Below are records to be output exactly, every one of them.

──────── Given entries

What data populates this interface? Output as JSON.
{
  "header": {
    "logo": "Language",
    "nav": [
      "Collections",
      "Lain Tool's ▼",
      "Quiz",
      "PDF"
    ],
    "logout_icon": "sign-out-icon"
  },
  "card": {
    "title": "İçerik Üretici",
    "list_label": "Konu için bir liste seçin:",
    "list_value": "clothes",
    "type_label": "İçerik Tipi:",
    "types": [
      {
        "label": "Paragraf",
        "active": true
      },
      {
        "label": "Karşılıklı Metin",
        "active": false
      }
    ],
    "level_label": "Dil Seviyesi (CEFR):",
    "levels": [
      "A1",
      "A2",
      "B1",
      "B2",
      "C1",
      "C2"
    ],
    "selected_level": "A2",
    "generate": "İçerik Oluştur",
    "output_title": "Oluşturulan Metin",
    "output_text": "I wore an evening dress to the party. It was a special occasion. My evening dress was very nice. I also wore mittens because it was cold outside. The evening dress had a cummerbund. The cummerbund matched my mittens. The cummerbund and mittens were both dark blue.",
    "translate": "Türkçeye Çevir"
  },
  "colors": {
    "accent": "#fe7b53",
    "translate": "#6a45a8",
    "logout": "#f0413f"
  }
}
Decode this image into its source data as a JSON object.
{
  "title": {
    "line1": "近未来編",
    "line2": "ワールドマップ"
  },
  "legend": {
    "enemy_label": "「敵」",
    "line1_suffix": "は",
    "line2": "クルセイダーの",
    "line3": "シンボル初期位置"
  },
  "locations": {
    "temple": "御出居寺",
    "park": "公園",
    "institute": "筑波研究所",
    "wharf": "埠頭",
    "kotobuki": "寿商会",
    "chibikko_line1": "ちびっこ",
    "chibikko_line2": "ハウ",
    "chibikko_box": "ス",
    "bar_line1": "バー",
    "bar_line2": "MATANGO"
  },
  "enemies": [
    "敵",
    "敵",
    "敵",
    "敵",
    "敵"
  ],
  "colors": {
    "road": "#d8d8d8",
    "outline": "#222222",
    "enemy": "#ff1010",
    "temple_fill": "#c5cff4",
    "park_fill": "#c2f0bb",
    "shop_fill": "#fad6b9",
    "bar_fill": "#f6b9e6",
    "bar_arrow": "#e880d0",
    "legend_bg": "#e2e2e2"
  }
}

────────────────

_Full response_.
What data populates this interface? Output as JSON.
{
  "header": {
    "logo": "Language",
    "nav": [
      "Collections",
      "Lain Tool's ▼",
      "Quiz",
      "PDF"
    ],
    "logout_icon": "sign-out-icon"
  },
  "card": {
    "title": "İçerik Üretici",
    "list_label": "Konu için bir liste seçin:",
    "list_value": "clothes",
    "type_label": "İçerik Tipi:",
    "types": [
      {
        "label": "Paragraf",
        "active": true
      },
      {
        "label": "Karşılıklı Metin",
        "active": false
      }
    ],
    "level_label": "Dil Seviyesi (CEFR):",
    "levels": [
      "A1",
      "A2",
      "B1",
      "B2",
      "C1",
      "C2"
    ],
    "selected_level": "A2",
    "generate": "İçerik Oluştur",
    "output_title": "Oluşturulan Metin",
    "output_text": "I wore an evening dress to the party. It was a special occasion. My evening dress was very nice. I also wore mittens because it was cold outside. The evening dress had a cummerbund. The cummerbund matched my mittens. The cummerbund and mittens were both dark blue.",
    "translate": "Türkçeye Çevir"
  },
  "colors": {
    "accent": "#fe7b53",
    "translate": "#6a45a8",
    "logout": "#f0413f"
  }
}
Decode this image into its source data as a JSON object.
{
  "title": {
    "line1": "近未来編",
    "line2": "ワールドマップ"
  },
  "legend": {
    "enemy_label": "「敵」",
    "line1_suffix": "は",
    "line2": "クルセイダーの",
    "line3": "シンボル初期位置"
  },
  "locations": {
    "temple": "御出居寺",
    "park": "公園",
    "institute": "筑波研究所",
    "wharf": "埠頭",
    "kotobuki": "寿商会",
    "chibikko_line1": "ちびっこ",
    "chibikko_line2": "ハウ",
    "chibikko_box": "ス",
    "bar_line1": "バー",
    "bar_line2": "MATANGO"
  },
  "enemies": [
    "敵",
    "敵",
    "敵",
    "敵",
    "敵"
  ],
  "colors": {
    "road": "#d8d8d8",
    "outline": "#222222",
    "enemy": "#ff1010",
    "temple_fill": "#c5cff4",
    "park_fill": "#c2f0bb",
    "shop_fill": "#fad6b9",
    "bar_fill": "#f6b9e6",
    "bar_arrow": "#e880d0",
    "legend_bg": "#e2e2e2"
  }
}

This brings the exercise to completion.